> WRITTEN PROBLEM
Exclude the pictures and reproduce the remaining data exactly as written.

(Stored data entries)
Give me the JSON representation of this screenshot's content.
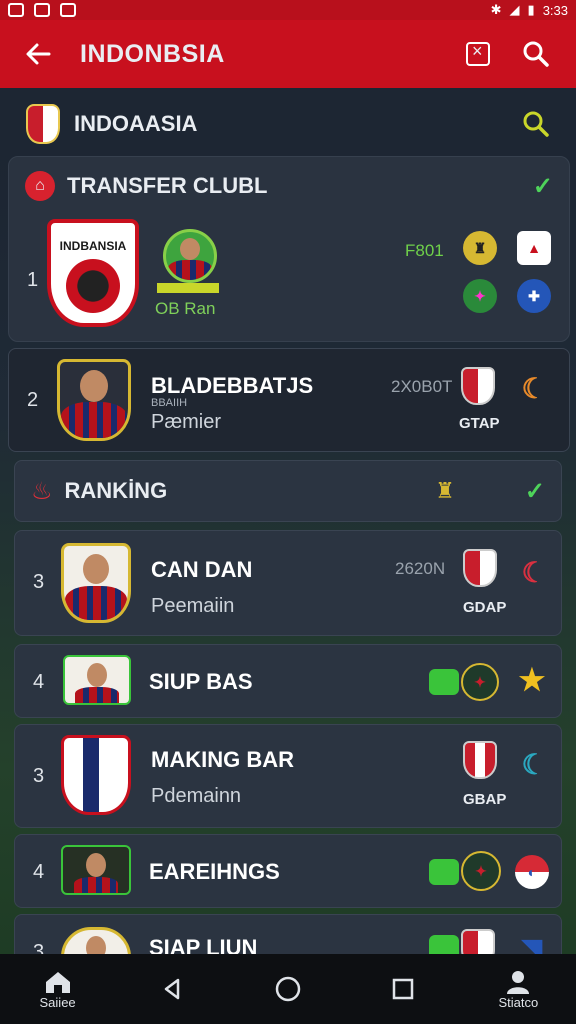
{
  "status_bar": {
    "time": "3:33"
  },
  "app_bar": {
    "title": "INDONBSIA"
  },
  "sub_header": {
    "team_name": "INDOAASIA"
  },
  "transfer_section": {
    "title": "TRANSFER CLUBL",
    "entries": [
      {
        "rank": "1",
        "crest_text": "INDBANSIA",
        "caption": "OB Ran",
        "points": "F801"
      },
      {
        "rank": "2",
        "name": "BLADEBBATJS",
        "small": "BBAIIH",
        "position": "Pæmier",
        "points": "2X0B0T",
        "label": "GTAP"
      }
    ]
  },
  "ranking_section": {
    "title": "RANKİNG",
    "entries": [
      {
        "rank": "3",
        "name": "CAN DAN",
        "position": "Peemaiin",
        "points": "2620N",
        "label": "GDAP"
      },
      {
        "rank": "4",
        "name": "SIUP BAS"
      },
      {
        "rank": "3",
        "name": "MAKING BAR",
        "position": "Pdemainn",
        "label": "GBAP"
      },
      {
        "rank": "4",
        "name": "EAREIHNGS"
      },
      {
        "rank": "3",
        "name": "SIAP LIUN"
      }
    ]
  },
  "bottom_nav": {
    "left_label": "Saiiee",
    "right_label": "Stiatco"
  },
  "colors": {
    "brand_red": "#c8101e",
    "accent_green": "#4ed35a",
    "card_bg": "#2b3441"
  }
}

> EXERCISE ANSWER
Give me the JSON representation of this screenshot's content.
{
  "status_bar": {
    "time": "3:33"
  },
  "app_bar": {
    "title": "INDONBSIA"
  },
  "sub_header": {
    "team_name": "INDOAASIA"
  },
  "transfer_section": {
    "title": "TRANSFER CLUBL",
    "entries": [
      {
        "rank": "1",
        "crest_text": "INDBANSIA",
        "caption": "OB Ran",
        "points": "F801"
      },
      {
        "rank": "2",
        "name": "BLADEBBATJS",
        "small": "BBAIIH",
        "position": "Pæmier",
        "points": "2X0B0T",
        "label": "GTAP"
      }
    ]
  },
  "ranking_section": {
    "title": "RANKİNG",
    "entries": [
      {
        "rank": "3",
        "name": "CAN DAN",
        "position": "Peemaiin",
        "points": "2620N",
        "label": "GDAP"
      },
      {
        "rank": "4",
        "name": "SIUP BAS"
      },
      {
        "rank": "3",
        "name": "MAKING BAR",
        "position": "Pdemainn",
        "label": "GBAP"
      },
      {
        "rank": "4",
        "name": "EAREIHNGS"
      },
      {
        "rank": "3",
        "name": "SIAP LIUN"
      }
    ]
  },
  "bottom_nav": {
    "left_label": "Saiiee",
    "right_label": "Stiatco"
  },
  "colors": {
    "brand_red": "#c8101e",
    "accent_green": "#4ed35a",
    "card_bg": "#2b3441"
  }
}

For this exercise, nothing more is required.